(Prompt): Produce an exact transcription of the listing below, omitting the pictures.

(Records shown):
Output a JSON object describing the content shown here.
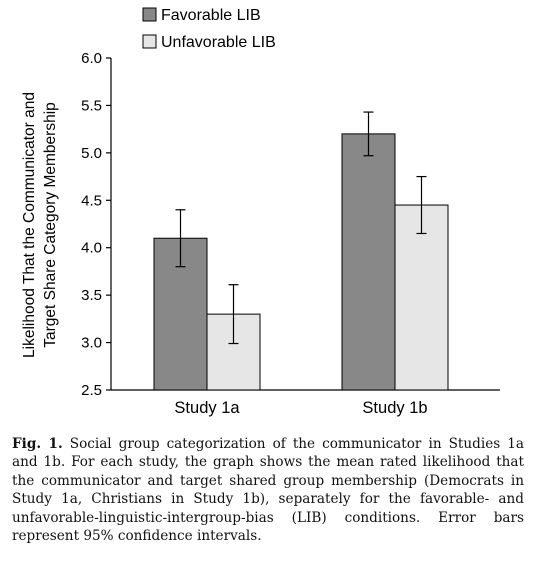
{
  "chart_data": {
    "type": "bar",
    "categories": [
      "Study 1a",
      "Study 1b"
    ],
    "series": [
      {
        "name": "Favorable LIB",
        "color": "#888888",
        "values": [
          4.1,
          5.2
        ],
        "ci_low": [
          3.8,
          4.97
        ],
        "ci_high": [
          4.4,
          5.43
        ]
      },
      {
        "name": "Unfavorable LIB",
        "color": "#e6e6e6",
        "values": [
          3.3,
          4.45
        ],
        "ci_low": [
          2.99,
          4.15
        ],
        "ci_high": [
          3.61,
          4.75
        ]
      }
    ],
    "ylabel_lines": [
      "Likelihood That the Communicator and",
      "Target Share Category Membership"
    ],
    "ylim": [
      2.5,
      6.0
    ],
    "yticks": [
      "2.5",
      "3.0",
      "3.5",
      "4.0",
      "4.5",
      "5.0",
      "5.5",
      "6.0"
    ],
    "grid": false,
    "legend_position": "top-left"
  },
  "caption": {
    "label": "Fig. 1.",
    "text": "Social group categorization of the communicator in Studies 1a and 1b. For each study, the graph shows the mean rated likelihood that the communicator and target shared group membership (Democrats in Study 1a, Christians in Study 1b), separately for the favorable- and unfavorable-linguistic-intergroup-bias (LIB) conditions. Error bars represent 95% confidence intervals."
  }
}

(Task answer):
Output a JSON object describing the content shown here.
{
  "chart_data": {
    "type": "bar",
    "categories": [
      "Study 1a",
      "Study 1b"
    ],
    "series": [
      {
        "name": "Favorable LIB",
        "color": "#888888",
        "values": [
          4.1,
          5.2
        ],
        "ci_low": [
          3.8,
          4.97
        ],
        "ci_high": [
          4.4,
          5.43
        ]
      },
      {
        "name": "Unfavorable LIB",
        "color": "#e6e6e6",
        "values": [
          3.3,
          4.45
        ],
        "ci_low": [
          2.99,
          4.15
        ],
        "ci_high": [
          3.61,
          4.75
        ]
      }
    ],
    "ylabel_lines": [
      "Likelihood That the Communicator and",
      "Target Share Category Membership"
    ],
    "ylim": [
      2.5,
      6.0
    ],
    "yticks": [
      "2.5",
      "3.0",
      "3.5",
      "4.0",
      "4.5",
      "5.0",
      "5.5",
      "6.0"
    ],
    "grid": false,
    "legend_position": "top-left"
  },
  "caption": {
    "label": "Fig. 1.",
    "text": "Social group categorization of the communicator in Studies 1a and 1b. For each study, the graph shows the mean rated likelihood that the communicator and target shared group membership (Democrats in Study 1a, Christians in Study 1b), separately for the favorable- and unfavorable-linguistic-intergroup-bias (LIB) conditions. Error bars represent 95% confidence intervals."
  }
}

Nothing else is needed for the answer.